§ Work required:
Drop every picture and give the entries back exactly.

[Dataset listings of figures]
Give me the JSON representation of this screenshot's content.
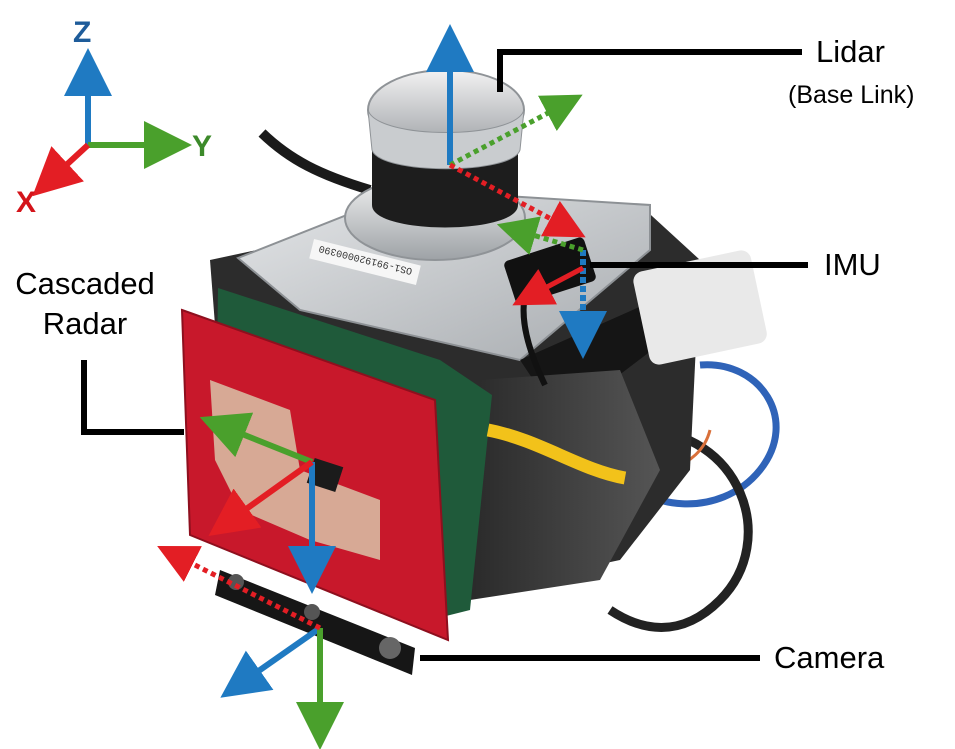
{
  "legend_axes": {
    "z_label": "Z",
    "y_label": "Y",
    "x_label": "X"
  },
  "labels": {
    "lidar": "Lidar",
    "lidar_sub": "(Base Link)",
    "imu": "IMU",
    "radar_line1": "Cascaded",
    "radar_line2": "Radar",
    "camera": "Camera"
  },
  "colors": {
    "x_axis": "#e31e24",
    "y_axis": "#4aa02c",
    "z_axis": "#1f7ac2",
    "x_letter": "#d4141a",
    "y_letter": "#3c8a2a",
    "z_letter": "#1e5c9a",
    "callout": "#000000",
    "radar_pcb": "#c8182b",
    "pcb_green": "#1f5a3a",
    "metal": "#b9bcbf",
    "dark": "#1b1b1b"
  },
  "device_text": {
    "lidar_serial": "OS1-991920000390"
  }
}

§ Correct answer:
Give me the JSON representation of this screenshot's content.
{
  "legend_axes": {
    "z_label": "Z",
    "y_label": "Y",
    "x_label": "X"
  },
  "labels": {
    "lidar": "Lidar",
    "lidar_sub": "(Base Link)",
    "imu": "IMU",
    "radar_line1": "Cascaded",
    "radar_line2": "Radar",
    "camera": "Camera"
  },
  "colors": {
    "x_axis": "#e31e24",
    "y_axis": "#4aa02c",
    "z_axis": "#1f7ac2",
    "x_letter": "#d4141a",
    "y_letter": "#3c8a2a",
    "z_letter": "#1e5c9a",
    "callout": "#000000",
    "radar_pcb": "#c8182b",
    "pcb_green": "#1f5a3a",
    "metal": "#b9bcbf",
    "dark": "#1b1b1b"
  },
  "device_text": {
    "lidar_serial": "OS1-991920000390"
  }
}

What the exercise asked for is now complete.